WHAT TO DO: Every entry must be echoed exactly.

[Dataset entries]

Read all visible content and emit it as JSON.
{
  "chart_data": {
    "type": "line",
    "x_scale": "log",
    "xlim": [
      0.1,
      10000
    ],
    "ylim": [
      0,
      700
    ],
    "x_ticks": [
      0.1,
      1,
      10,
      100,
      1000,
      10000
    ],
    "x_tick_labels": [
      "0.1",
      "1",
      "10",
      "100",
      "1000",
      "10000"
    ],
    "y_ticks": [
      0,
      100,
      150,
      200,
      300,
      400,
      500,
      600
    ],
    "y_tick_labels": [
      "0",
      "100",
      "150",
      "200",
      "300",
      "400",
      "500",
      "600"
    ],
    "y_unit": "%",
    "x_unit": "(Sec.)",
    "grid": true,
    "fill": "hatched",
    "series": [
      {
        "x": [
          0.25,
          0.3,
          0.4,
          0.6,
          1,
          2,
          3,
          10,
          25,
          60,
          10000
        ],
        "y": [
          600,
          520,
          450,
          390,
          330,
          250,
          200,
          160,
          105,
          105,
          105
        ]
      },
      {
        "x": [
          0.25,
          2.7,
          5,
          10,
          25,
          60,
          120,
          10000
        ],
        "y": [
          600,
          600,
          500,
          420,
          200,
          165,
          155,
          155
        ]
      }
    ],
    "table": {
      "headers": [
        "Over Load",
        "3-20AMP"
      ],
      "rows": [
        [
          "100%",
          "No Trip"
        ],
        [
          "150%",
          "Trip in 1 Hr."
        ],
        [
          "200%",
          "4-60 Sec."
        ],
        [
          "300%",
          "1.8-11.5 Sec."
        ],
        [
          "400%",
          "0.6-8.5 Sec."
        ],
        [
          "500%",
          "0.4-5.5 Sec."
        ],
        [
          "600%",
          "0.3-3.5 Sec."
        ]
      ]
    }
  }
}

OUTPUT OF THE TASK:
Read all visible content and emit it as JSON.
{
  "chart_data": {
    "type": "line",
    "x_scale": "log",
    "xlim": [
      0.1,
      10000
    ],
    "ylim": [
      0,
      700
    ],
    "x_ticks": [
      0.1,
      1,
      10,
      100,
      1000,
      10000
    ],
    "x_tick_labels": [
      "0.1",
      "1",
      "10",
      "100",
      "1000",
      "10000"
    ],
    "y_ticks": [
      0,
      100,
      150,
      200,
      300,
      400,
      500,
      600
    ],
    "y_tick_labels": [
      "0",
      "100",
      "150",
      "200",
      "300",
      "400",
      "500",
      "600"
    ],
    "y_unit": "%",
    "x_unit": "(Sec.)",
    "grid": true,
    "fill": "hatched",
    "series": [
      {
        "x": [
          0.25,
          0.3,
          0.4,
          0.6,
          1,
          2,
          3,
          10,
          25,
          60,
          10000
        ],
        "y": [
          600,
          520,
          450,
          390,
          330,
          250,
          200,
          160,
          105,
          105,
          105
        ]
      },
      {
        "x": [
          0.25,
          2.7,
          5,
          10,
          25,
          60,
          120,
          10000
        ],
        "y": [
          600,
          600,
          500,
          420,
          200,
          165,
          155,
          155
        ]
      }
    ],
    "table": {
      "headers": [
        "Over Load",
        "3-20AMP"
      ],
      "rows": [
        [
          "100%",
          "No Trip"
        ],
        [
          "150%",
          "Trip in 1 Hr."
        ],
        [
          "200%",
          "4-60 Sec."
        ],
        [
          "300%",
          "1.8-11.5 Sec."
        ],
        [
          "400%",
          "0.6-8.5 Sec."
        ],
        [
          "500%",
          "0.4-5.5 Sec."
        ],
        [
          "600%",
          "0.3-3.5 Sec."
        ]
      ]
    }
  }
}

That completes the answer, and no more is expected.